Given exercise
Check each line of the records below and collect those holding "name".

Records provided
(begin)

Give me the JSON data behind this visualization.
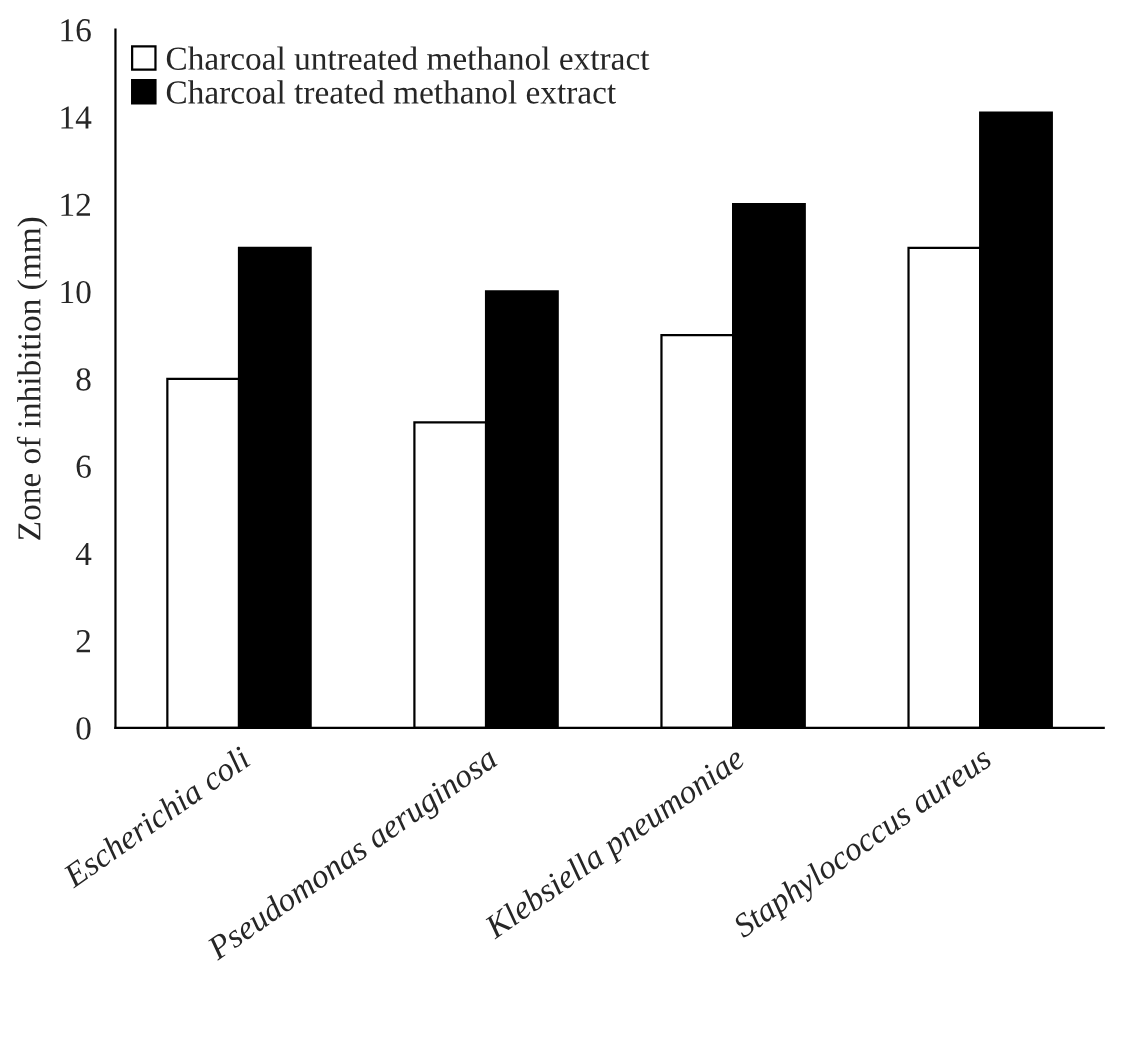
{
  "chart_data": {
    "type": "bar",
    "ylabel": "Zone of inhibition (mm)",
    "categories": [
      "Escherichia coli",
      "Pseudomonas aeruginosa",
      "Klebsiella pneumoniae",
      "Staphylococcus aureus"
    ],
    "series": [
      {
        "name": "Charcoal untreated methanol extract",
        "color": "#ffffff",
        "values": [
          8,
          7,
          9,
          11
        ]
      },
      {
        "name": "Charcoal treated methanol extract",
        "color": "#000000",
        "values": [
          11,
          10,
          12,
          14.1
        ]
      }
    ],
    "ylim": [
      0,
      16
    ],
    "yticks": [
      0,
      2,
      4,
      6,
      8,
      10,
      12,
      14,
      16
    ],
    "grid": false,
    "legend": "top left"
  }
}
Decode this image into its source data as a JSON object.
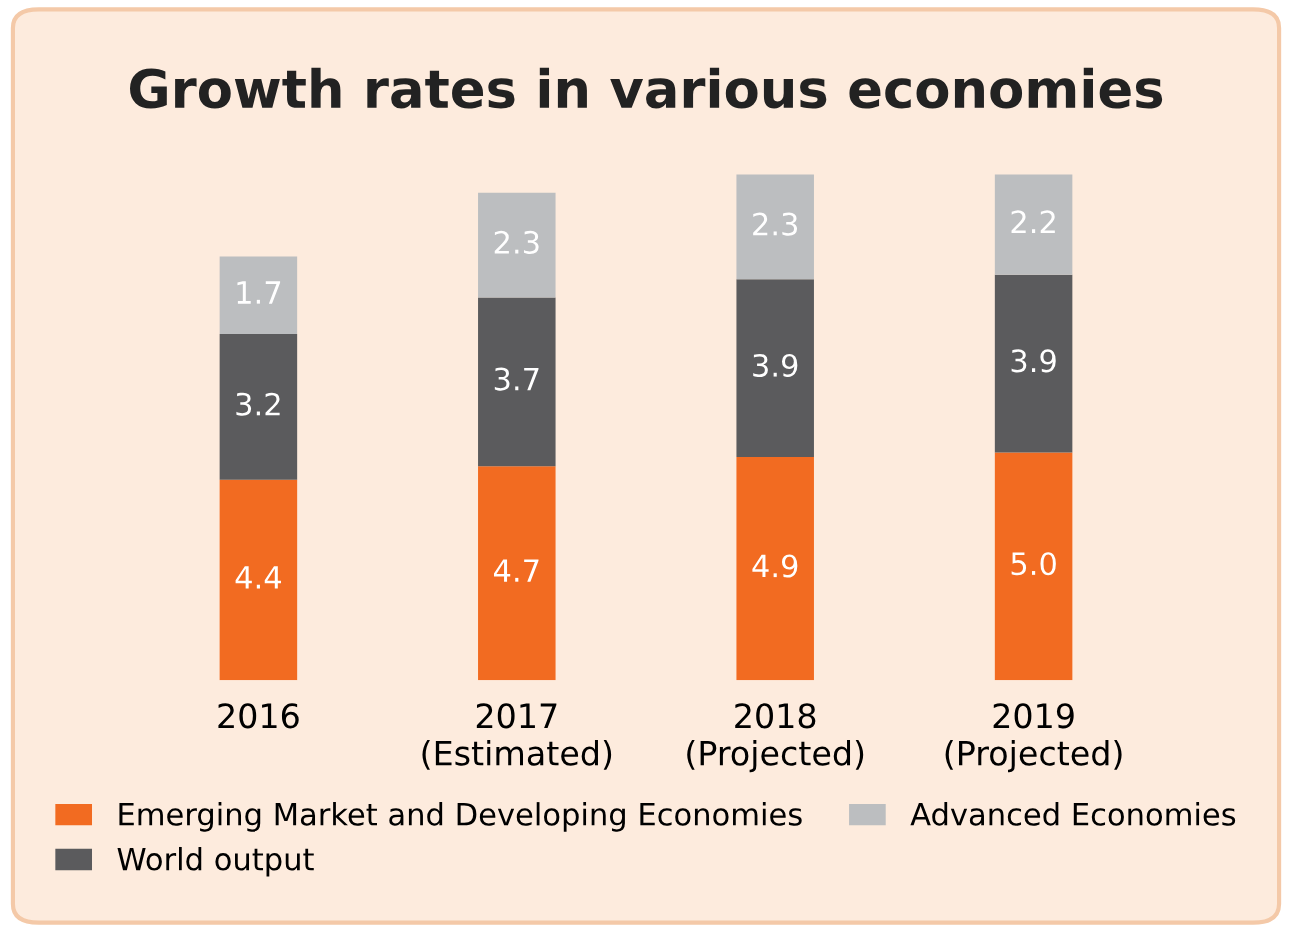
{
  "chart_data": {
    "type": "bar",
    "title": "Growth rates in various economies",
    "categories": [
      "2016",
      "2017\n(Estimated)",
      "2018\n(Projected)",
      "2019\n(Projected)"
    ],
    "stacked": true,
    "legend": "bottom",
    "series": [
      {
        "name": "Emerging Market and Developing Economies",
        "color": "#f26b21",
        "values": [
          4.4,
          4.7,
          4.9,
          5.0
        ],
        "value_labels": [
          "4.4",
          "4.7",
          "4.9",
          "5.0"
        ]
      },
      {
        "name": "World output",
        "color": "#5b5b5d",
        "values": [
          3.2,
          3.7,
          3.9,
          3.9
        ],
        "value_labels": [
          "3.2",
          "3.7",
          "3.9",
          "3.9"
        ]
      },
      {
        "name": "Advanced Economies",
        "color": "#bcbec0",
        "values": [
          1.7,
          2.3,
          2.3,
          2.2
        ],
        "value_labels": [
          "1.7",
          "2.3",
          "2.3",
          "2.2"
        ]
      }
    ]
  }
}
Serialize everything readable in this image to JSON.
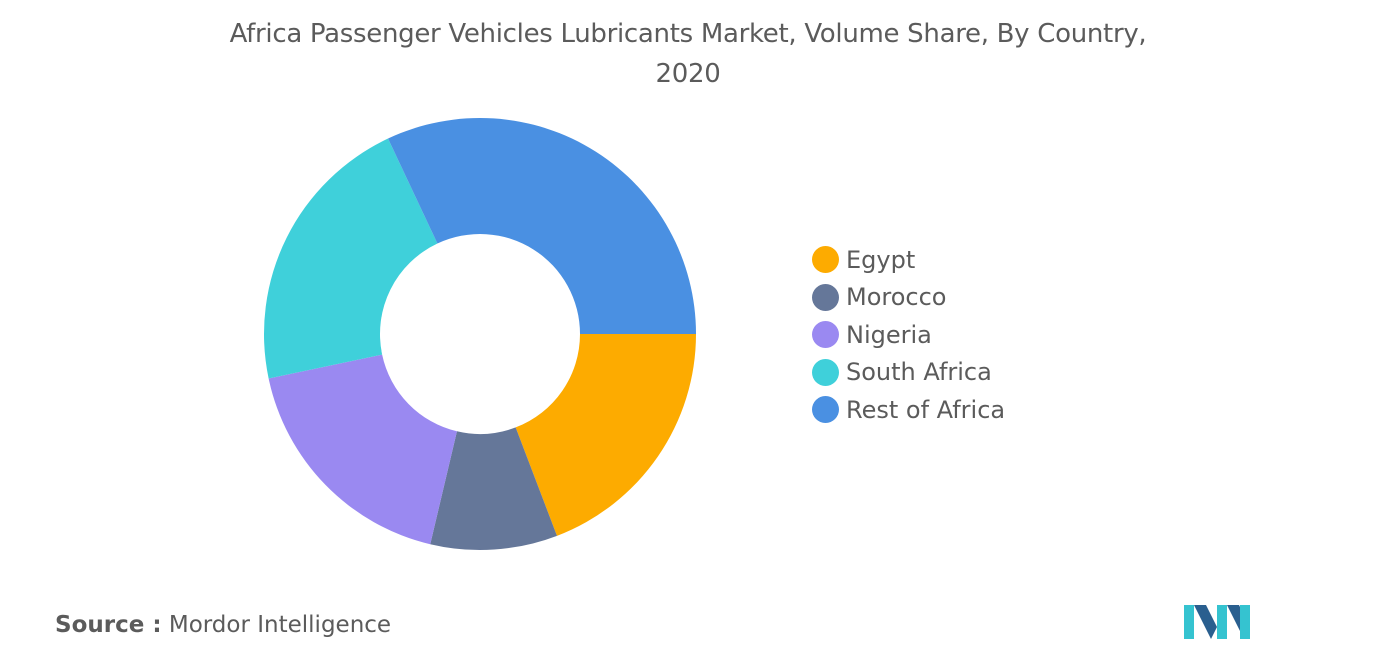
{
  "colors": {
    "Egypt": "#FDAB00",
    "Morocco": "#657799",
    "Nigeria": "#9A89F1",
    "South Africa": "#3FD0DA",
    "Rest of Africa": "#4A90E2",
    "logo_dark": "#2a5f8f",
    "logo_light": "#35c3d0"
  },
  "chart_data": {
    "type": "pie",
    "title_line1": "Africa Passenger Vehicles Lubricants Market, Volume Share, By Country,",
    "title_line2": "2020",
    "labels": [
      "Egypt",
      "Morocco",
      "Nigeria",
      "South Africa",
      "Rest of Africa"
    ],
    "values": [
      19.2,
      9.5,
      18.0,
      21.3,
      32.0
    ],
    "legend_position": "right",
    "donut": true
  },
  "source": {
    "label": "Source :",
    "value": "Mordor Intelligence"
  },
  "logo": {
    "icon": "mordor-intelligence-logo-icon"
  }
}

(end)

Answer
        "name": "Charcoal untreated methanol extract",
        "name": "Charcoal treated methanol extract",
        "name": "Emerging Market and Developing Economies",
        "name": "World output",
        "name": "Advanced Economies",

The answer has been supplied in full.